### GIVEN TASK
Please transcribe the data that follows without the pictures, keeping every word the same.

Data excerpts
— BEGIN —

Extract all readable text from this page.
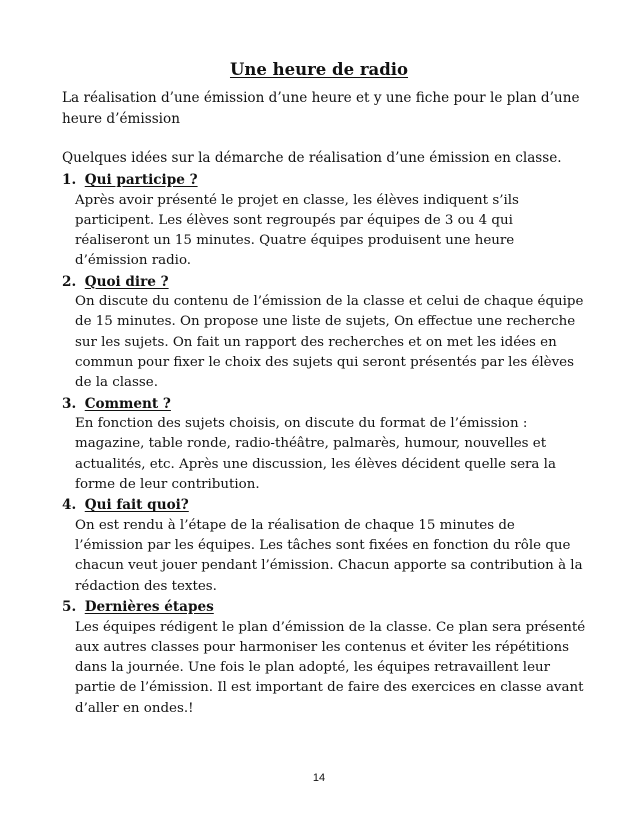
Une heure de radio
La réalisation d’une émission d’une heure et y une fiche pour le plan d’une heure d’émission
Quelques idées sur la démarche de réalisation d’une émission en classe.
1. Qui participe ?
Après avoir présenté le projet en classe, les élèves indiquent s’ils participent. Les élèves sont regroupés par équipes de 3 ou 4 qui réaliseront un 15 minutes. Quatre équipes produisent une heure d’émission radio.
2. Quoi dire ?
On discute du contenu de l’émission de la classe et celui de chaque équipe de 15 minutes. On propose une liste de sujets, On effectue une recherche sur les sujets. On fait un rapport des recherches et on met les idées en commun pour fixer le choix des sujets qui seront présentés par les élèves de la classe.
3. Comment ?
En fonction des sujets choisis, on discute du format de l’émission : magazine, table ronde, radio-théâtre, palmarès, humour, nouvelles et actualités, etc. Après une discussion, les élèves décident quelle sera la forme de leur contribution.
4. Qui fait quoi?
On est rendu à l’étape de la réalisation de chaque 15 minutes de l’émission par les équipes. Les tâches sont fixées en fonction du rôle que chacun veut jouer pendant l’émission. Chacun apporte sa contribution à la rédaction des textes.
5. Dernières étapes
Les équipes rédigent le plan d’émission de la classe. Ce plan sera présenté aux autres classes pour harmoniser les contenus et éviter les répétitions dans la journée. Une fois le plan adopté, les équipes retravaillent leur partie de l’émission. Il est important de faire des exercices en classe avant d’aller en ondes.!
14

— END —

### CORRECT OUTPUT
Extract all readable text from this page.
Une heure de radio
La réalisation d’une émission d’une heure et y une fiche pour le plan d’une heure d’émission
Quelques idées sur la démarche de réalisation d’une émission en classe.
1. Qui participe ?
Après avoir présenté le projet en classe, les élèves indiquent s’ils participent. Les élèves sont regroupés par équipes de 3 ou 4 qui réaliseront un 15 minutes. Quatre équipes produisent une heure d’émission radio.
2. Quoi dire ?
On discute du contenu de l’émission de la classe et celui de chaque équipe de 15 minutes. On propose une liste de sujets, On effectue une recherche sur les sujets. On fait un rapport des recherches et on met les idées en commun pour fixer le choix des sujets qui seront présentés par les élèves de la classe.
3. Comment ?
En fonction des sujets choisis, on discute du format de l’émission : magazine, table ronde, radio-théâtre, palmarès, humour, nouvelles et actualités, etc. Après une discussion, les élèves décident quelle sera la forme de leur contribution.
4. Qui fait quoi?
On est rendu à l’étape de la réalisation de chaque 15 minutes de l’émission par les équipes. Les tâches sont fixées en fonction du rôle que chacun veut jouer pendant l’émission. Chacun apporte sa contribution à la rédaction des textes.
5. Dernières étapes
Les équipes rédigent le plan d’émission de la classe. Ce plan sera présenté aux autres classes pour harmoniser les contenus et éviter les répétitions dans la journée. Une fois le plan adopté, les équipes retravaillent leur partie de l’émission. Il est important de faire des exercices en classe avant d’aller en ondes.!
14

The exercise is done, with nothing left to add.